## begin Provided records

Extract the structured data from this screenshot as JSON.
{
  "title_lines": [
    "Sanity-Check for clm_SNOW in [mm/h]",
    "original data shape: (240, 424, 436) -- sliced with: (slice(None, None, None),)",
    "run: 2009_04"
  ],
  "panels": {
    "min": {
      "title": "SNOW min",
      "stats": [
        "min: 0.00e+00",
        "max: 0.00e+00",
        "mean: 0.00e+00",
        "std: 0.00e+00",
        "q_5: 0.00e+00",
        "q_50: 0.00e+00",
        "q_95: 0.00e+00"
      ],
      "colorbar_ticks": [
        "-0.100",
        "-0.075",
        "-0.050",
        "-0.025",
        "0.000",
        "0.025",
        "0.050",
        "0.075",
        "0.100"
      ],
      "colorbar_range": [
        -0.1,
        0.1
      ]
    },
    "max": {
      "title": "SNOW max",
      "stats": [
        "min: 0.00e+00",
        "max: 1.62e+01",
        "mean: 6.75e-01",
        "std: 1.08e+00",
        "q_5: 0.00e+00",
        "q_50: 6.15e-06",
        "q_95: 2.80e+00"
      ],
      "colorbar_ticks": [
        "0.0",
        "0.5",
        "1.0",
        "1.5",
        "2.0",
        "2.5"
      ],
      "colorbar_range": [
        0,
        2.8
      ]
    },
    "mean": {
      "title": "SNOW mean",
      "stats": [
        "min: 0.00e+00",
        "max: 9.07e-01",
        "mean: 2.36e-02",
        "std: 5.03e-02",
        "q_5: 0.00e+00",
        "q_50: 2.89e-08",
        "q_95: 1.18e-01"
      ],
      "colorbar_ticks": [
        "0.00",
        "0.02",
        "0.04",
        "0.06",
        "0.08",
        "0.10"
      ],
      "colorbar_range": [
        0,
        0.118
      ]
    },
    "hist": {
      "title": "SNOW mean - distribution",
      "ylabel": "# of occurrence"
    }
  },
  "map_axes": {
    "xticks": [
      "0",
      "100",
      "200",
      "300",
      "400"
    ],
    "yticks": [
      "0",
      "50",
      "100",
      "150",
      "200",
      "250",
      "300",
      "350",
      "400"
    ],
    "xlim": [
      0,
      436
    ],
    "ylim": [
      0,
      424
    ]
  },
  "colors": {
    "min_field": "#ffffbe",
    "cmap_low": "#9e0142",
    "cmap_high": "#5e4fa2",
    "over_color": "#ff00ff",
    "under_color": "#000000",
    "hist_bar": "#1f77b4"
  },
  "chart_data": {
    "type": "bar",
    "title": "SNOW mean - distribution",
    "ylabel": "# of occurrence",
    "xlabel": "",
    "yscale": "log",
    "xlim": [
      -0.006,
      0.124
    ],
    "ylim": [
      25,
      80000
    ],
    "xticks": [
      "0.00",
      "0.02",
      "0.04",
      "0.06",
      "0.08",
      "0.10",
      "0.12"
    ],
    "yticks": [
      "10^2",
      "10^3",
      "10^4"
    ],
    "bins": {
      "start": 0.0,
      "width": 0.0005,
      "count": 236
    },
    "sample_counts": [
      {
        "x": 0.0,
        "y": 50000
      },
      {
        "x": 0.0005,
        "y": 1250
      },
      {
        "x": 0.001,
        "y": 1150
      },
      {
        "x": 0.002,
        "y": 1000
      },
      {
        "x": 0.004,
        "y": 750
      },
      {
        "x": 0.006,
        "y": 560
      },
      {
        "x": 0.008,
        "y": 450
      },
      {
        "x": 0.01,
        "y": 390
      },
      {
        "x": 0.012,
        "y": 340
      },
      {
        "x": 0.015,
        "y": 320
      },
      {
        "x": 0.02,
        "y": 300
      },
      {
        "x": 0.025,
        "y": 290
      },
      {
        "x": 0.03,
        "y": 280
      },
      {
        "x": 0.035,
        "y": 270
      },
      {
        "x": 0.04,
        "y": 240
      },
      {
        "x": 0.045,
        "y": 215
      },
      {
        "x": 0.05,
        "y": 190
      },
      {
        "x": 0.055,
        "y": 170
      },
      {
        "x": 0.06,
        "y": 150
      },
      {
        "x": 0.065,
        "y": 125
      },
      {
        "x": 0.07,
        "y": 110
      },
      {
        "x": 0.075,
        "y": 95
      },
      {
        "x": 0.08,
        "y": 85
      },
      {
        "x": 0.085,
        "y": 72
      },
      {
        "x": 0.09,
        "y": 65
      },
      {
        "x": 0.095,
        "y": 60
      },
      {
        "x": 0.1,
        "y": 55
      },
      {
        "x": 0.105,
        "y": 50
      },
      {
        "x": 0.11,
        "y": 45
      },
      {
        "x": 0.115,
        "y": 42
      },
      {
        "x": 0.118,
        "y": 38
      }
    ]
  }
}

## end Provided records

■ Problem requirements: Each line containing "occurrence" counts once; state the total number of such lines and nothing else.

■ Full response: 2